### JOB
Check the listing below for lines with the word "will" and say how many there are, with nothing but the number.

### STORED DATA
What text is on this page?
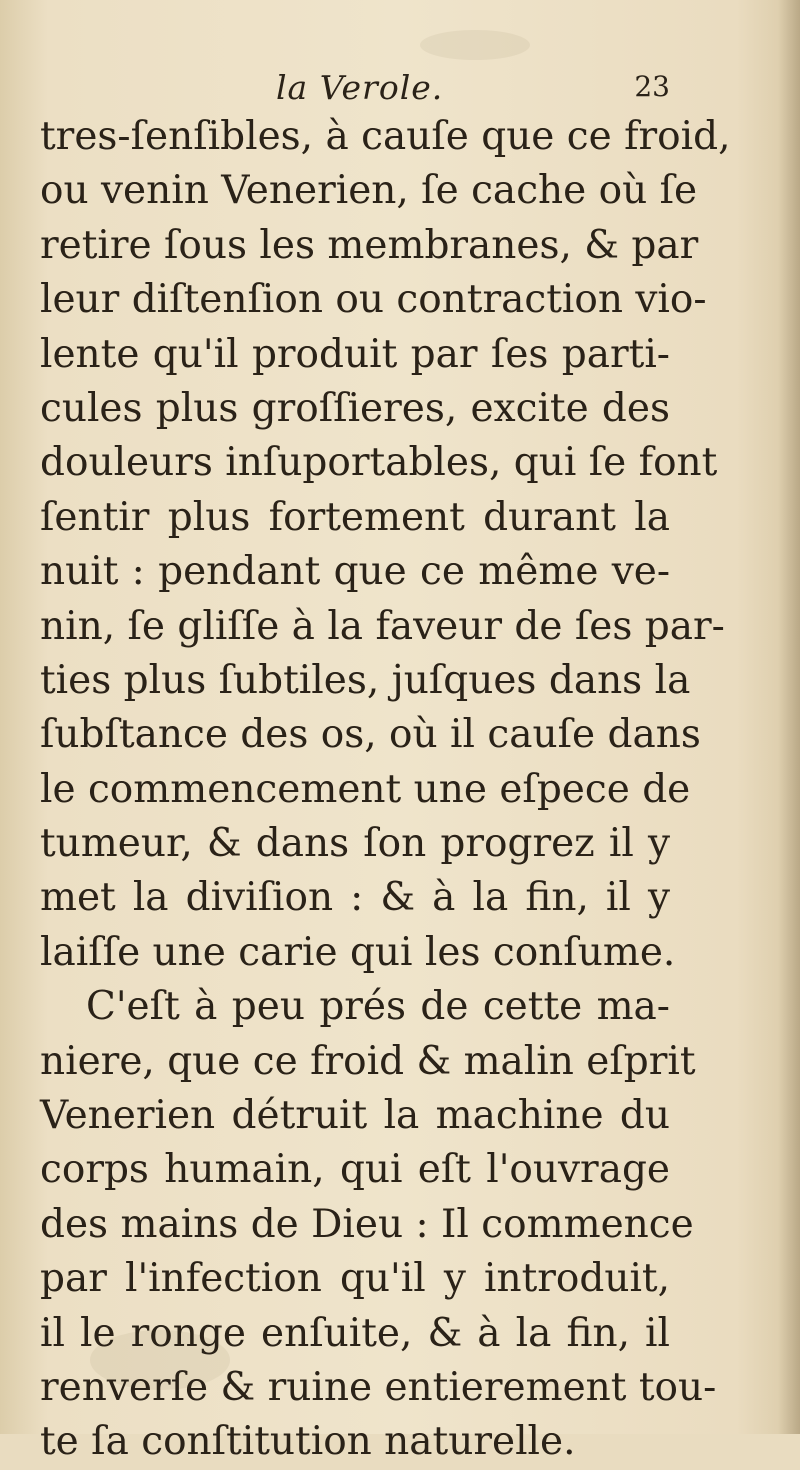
la Verole.	23
tres-ſenſibles, à cauſe que ce froid,
ou venin Venerien, ſe cache où ſe
retire ſous les membranes, & par
leur diſtenſion ou contraction vio-
lente qu'il produit par ſes parti-
cules plus groſſieres, excite des
douleurs inſuportables, qui ſe font
ſentir plus fortement durant la
nuit : pendant que ce même ve-
nin, ſe gliſſe à la faveur de ſes par-
ties plus ſubtiles, juſques dans la
ſubſtance des os, où il cauſe dans
le commencement une eſpece de
tumeur, & dans ſon progrez il y
met la diviſion : & à la fin, il y
laiſſe une carie qui les conſume.
C'eſt à peu prés de cette ma-
niere, que ce froid & malin eſprit
Venerien détruit la machine du
corps humain, qui eſt l'ouvrage
des mains de Dieu : Il commence
par l'infection qu'il y introduit,
il le ronge enſuite, & à la fin, il
renverſe & ruine entierement tou-
te ſa conſtitution naturelle.
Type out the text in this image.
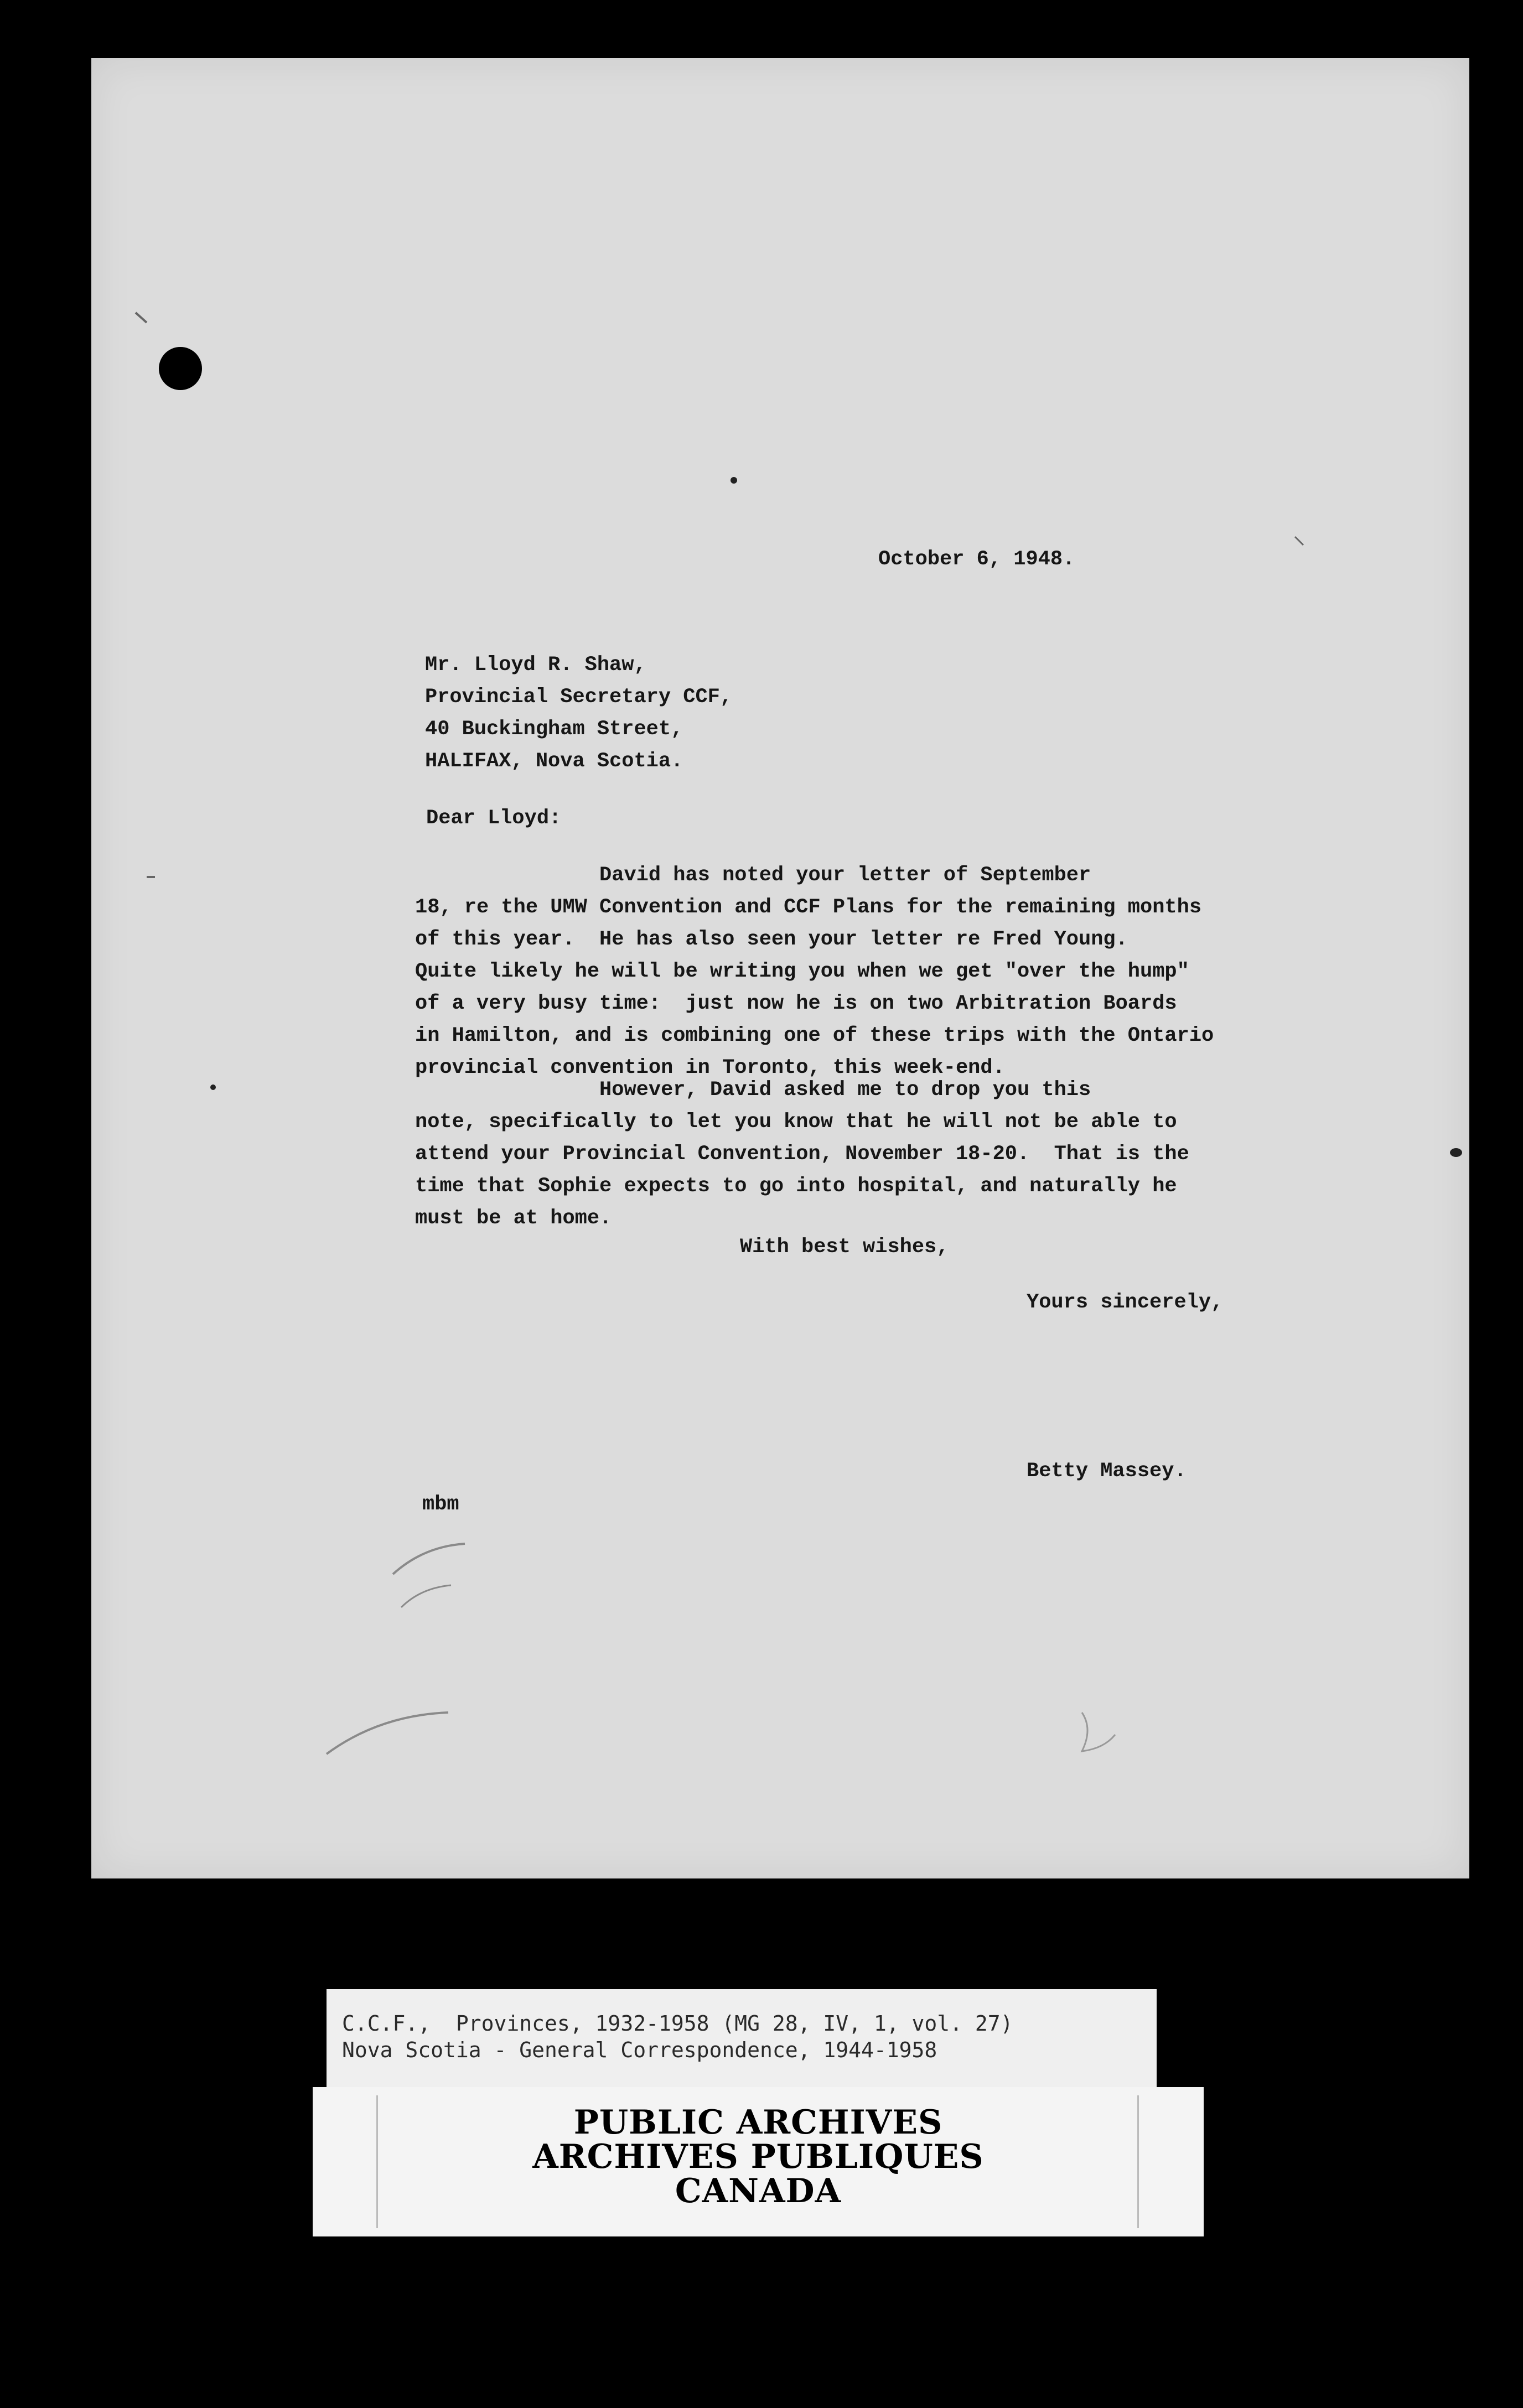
October 6, 1948.

Mr. Lloyd R. Shaw,
Provincial Secretary CCF,
40 Buckingham Street,
HALIFAX, Nova Scotia.

Dear Lloyd:

David has noted your letter of September
18, re the UMW Convention and CCF Plans for the remaining months
of this year.  He has also seen your letter re Fred Young.
Quite likely he will be writing you when we get "over the hump"
of a very busy time:  just now he is on two Arbitration Boards
in Hamilton, and is combining one of these trips with the Ontario
provincial convention in Toronto, this week-end.
However, David asked me to drop you this
note, specifically to let you know that he will not be able to
attend your Provincial Convention, November 18-20.  That is the
time that Sophie expects to go into hospital, and naturally he
must be at home.

With best wishes,

Yours sincerely,

Betty Massey.

mbm

C.C.F.,  Provinces, 1932-1958 (MG 28, IV, 1, vol. 27)
Nova Scotia - General Correspondence, 1944-1958
PUBLIC ARCHIVES
ARCHIVES PUBLIQUES
CANADA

### FINISHED TASK
2